◆ Task statement
Nothing in the records may be left out or altered; reproduce them all exactly.

[[ Dataset content, beginning ]]

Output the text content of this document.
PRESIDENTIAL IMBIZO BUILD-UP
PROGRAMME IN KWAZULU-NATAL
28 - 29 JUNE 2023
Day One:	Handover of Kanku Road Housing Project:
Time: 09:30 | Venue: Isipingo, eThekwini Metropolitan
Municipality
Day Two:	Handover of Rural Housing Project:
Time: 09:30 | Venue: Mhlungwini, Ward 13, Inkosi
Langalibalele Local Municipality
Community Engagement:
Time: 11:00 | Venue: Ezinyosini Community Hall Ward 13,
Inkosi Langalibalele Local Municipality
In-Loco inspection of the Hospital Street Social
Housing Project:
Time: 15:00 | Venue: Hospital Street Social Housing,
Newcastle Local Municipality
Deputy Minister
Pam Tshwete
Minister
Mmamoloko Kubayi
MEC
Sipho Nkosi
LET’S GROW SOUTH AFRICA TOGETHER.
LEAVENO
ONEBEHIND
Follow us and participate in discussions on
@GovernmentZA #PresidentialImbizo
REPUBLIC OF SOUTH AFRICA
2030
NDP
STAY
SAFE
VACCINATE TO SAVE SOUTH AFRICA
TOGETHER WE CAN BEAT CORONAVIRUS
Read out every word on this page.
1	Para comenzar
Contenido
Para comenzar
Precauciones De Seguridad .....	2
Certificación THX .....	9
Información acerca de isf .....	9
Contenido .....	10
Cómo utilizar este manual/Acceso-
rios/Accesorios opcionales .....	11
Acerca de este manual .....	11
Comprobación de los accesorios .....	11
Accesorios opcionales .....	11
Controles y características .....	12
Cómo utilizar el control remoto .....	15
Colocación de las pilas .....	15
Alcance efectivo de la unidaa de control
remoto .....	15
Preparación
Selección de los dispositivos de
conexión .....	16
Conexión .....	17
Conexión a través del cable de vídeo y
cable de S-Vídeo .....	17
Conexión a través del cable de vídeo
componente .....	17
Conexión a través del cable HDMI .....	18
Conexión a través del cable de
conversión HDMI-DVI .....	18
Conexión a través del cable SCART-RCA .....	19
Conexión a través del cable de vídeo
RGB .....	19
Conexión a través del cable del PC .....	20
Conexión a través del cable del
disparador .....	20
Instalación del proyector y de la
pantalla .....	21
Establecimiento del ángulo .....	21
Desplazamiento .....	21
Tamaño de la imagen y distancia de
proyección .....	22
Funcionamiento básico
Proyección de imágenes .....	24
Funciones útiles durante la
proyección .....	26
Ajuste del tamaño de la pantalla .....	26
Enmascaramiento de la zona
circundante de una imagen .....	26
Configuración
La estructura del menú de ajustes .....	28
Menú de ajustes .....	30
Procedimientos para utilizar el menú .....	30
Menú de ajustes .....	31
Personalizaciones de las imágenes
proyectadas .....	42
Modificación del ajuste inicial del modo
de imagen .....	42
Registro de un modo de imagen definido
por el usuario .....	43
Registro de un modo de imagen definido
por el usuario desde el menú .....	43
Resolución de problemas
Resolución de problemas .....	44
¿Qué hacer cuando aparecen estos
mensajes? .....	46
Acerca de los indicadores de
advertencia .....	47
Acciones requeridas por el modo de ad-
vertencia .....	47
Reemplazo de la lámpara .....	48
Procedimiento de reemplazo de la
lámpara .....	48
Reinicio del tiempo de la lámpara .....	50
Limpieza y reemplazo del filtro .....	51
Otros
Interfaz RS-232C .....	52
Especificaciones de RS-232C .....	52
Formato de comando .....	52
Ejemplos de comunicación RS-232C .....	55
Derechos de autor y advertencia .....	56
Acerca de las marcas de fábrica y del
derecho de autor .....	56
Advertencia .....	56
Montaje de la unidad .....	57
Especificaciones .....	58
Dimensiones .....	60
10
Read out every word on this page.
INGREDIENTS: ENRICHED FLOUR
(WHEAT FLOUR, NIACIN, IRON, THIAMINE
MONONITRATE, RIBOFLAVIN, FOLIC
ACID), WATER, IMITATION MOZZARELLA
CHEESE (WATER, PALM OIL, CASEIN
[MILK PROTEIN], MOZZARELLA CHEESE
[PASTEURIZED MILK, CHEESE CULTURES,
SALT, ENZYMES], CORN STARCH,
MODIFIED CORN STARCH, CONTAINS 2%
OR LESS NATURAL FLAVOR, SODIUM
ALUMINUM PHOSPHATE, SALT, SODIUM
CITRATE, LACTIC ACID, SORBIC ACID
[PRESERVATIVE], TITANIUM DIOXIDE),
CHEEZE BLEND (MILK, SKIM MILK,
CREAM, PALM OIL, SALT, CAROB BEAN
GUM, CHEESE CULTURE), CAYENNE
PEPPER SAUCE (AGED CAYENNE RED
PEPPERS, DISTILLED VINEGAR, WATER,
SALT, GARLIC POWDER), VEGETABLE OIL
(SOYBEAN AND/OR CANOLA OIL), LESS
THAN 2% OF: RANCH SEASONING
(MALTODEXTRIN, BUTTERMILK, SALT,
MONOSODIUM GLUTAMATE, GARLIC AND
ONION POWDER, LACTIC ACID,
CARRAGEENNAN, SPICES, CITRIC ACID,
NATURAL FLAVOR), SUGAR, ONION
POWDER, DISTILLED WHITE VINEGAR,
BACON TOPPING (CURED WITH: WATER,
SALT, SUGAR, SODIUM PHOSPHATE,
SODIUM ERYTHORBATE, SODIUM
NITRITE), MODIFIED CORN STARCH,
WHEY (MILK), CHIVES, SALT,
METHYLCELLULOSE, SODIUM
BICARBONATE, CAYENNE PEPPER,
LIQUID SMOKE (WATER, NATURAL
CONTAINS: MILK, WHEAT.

[[ Dataset content, end ]]

◆ Solution to this problem
Output the text content of this document.
PRESIDENTIAL IMBIZO BUILD-UP
PROGRAMME IN KWAZULU-NATAL
28 - 29 JUNE 2023
Day One:	Handover of Kanku Road Housing Project:
Time: 09:30 | Venue: Isipingo, eThekwini Metropolitan
Municipality
Day Two:	Handover of Rural Housing Project:
Time: 09:30 | Venue: Mhlungwini, Ward 13, Inkosi
Langalibalele Local Municipality
Community Engagement:
Time: 11:00 | Venue: Ezinyosini Community Hall Ward 13,
Inkosi Langalibalele Local Municipality
In-Loco inspection of the Hospital Street Social
Housing Project:
Time: 15:00 | Venue: Hospital Street Social Housing,
Newcastle Local Municipality
Deputy Minister
Pam Tshwete
Minister
Mmamoloko Kubayi
MEC
Sipho Nkosi
LET’S GROW SOUTH AFRICA TOGETHER.
LEAVENO
ONEBEHIND
Follow us and participate in discussions on
@GovernmentZA #PresidentialImbizo
REPUBLIC OF SOUTH AFRICA
2030
NDP
STAY
SAFE
VACCINATE TO SAVE SOUTH AFRICA
TOGETHER WE CAN BEAT CORONAVIRUS
Read out every word on this page.
1	Para comenzar
Contenido
Para comenzar
Precauciones De Seguridad .....	2
Certificación THX .....	9
Información acerca de isf .....	9
Contenido .....	10
Cómo utilizar este manual/Acceso-
rios/Accesorios opcionales .....	11
Acerca de este manual .....	11
Comprobación de los accesorios .....	11
Accesorios opcionales .....	11
Controles y características .....	12
Cómo utilizar el control remoto .....	15
Colocación de las pilas .....	15
Alcance efectivo de la unidaa de control
remoto .....	15
Preparación
Selección de los dispositivos de
conexión .....	16
Conexión .....	17
Conexión a través del cable de vídeo y
cable de S-Vídeo .....	17
Conexión a través del cable de vídeo
componente .....	17
Conexión a través del cable HDMI .....	18
Conexión a través del cable de
conversión HDMI-DVI .....	18
Conexión a través del cable SCART-RCA .....	19
Conexión a través del cable de vídeo
RGB .....	19
Conexión a través del cable del PC .....	20
Conexión a través del cable del
disparador .....	20
Instalación del proyector y de la
pantalla .....	21
Establecimiento del ángulo .....	21
Desplazamiento .....	21
Tamaño de la imagen y distancia de
proyección .....	22
Funcionamiento básico
Proyección de imágenes .....	24
Funciones útiles durante la
proyección .....	26
Ajuste del tamaño de la pantalla .....	26
Enmascaramiento de la zona
circundante de una imagen .....	26
Configuración
La estructura del menú de ajustes .....	28
Menú de ajustes .....	30
Procedimientos para utilizar el menú .....	30
Menú de ajustes .....	31
Personalizaciones de las imágenes
proyectadas .....	42
Modificación del ajuste inicial del modo
de imagen .....	42
Registro de un modo de imagen definido
por el usuario .....	43
Registro de un modo de imagen definido
por el usuario desde el menú .....	43
Resolución de problemas
Resolución de problemas .....	44
¿Qué hacer cuando aparecen estos
mensajes? .....	46
Acerca de los indicadores de
advertencia .....	47
Acciones requeridas por el modo de ad-
vertencia .....	47
Reemplazo de la lámpara .....	48
Procedimiento de reemplazo de la
lámpara .....	48
Reinicio del tiempo de la lámpara .....	50
Limpieza y reemplazo del filtro .....	51
Otros
Interfaz RS-232C .....	52
Especificaciones de RS-232C .....	52
Formato de comando .....	52
Ejemplos de comunicación RS-232C .....	55
Derechos de autor y advertencia .....	56
Acerca de las marcas de fábrica y del
derecho de autor .....	56
Advertencia .....	56
Montaje de la unidad .....	57
Especificaciones .....	58
Dimensiones .....	60
10
Read out every word on this page.
INGREDIENTS: ENRICHED FLOUR
(WHEAT FLOUR, NIACIN, IRON, THIAMINE
MONONITRATE, RIBOFLAVIN, FOLIC
ACID), WATER, IMITATION MOZZARELLA
CHEESE (WATER, PALM OIL, CASEIN
[MILK PROTEIN], MOZZARELLA CHEESE
[PASTEURIZED MILK, CHEESE CULTURES,
SALT, ENZYMES], CORN STARCH,
MODIFIED CORN STARCH, CONTAINS 2%
OR LESS NATURAL FLAVOR, SODIUM
ALUMINUM PHOSPHATE, SALT, SODIUM
CITRATE, LACTIC ACID, SORBIC ACID
[PRESERVATIVE], TITANIUM DIOXIDE),
CHEEZE BLEND (MILK, SKIM MILK,
CREAM, PALM OIL, SALT, CAROB BEAN
GUM, CHEESE CULTURE), CAYENNE
PEPPER SAUCE (AGED CAYENNE RED
PEPPERS, DISTILLED VINEGAR, WATER,
SALT, GARLIC POWDER), VEGETABLE OIL
(SOYBEAN AND/OR CANOLA OIL), LESS
THAN 2% OF: RANCH SEASONING
(MALTODEXTRIN, BUTTERMILK, SALT,
MONOSODIUM GLUTAMATE, GARLIC AND
ONION POWDER, LACTIC ACID,
CARRAGEENNAN, SPICES, CITRIC ACID,
NATURAL FLAVOR), SUGAR, ONION
POWDER, DISTILLED WHITE VINEGAR,
BACON TOPPING (CURED WITH: WATER,
SALT, SUGAR, SODIUM PHOSPHATE,
SODIUM ERYTHORBATE, SODIUM
NITRITE), MODIFIED CORN STARCH,
WHEY (MILK), CHIVES, SALT,
METHYLCELLULOSE, SODIUM
BICARBONATE, CAYENNE PEPPER,
LIQUID SMOKE (WATER, NATURAL
CONTAINS: MILK, WHEAT.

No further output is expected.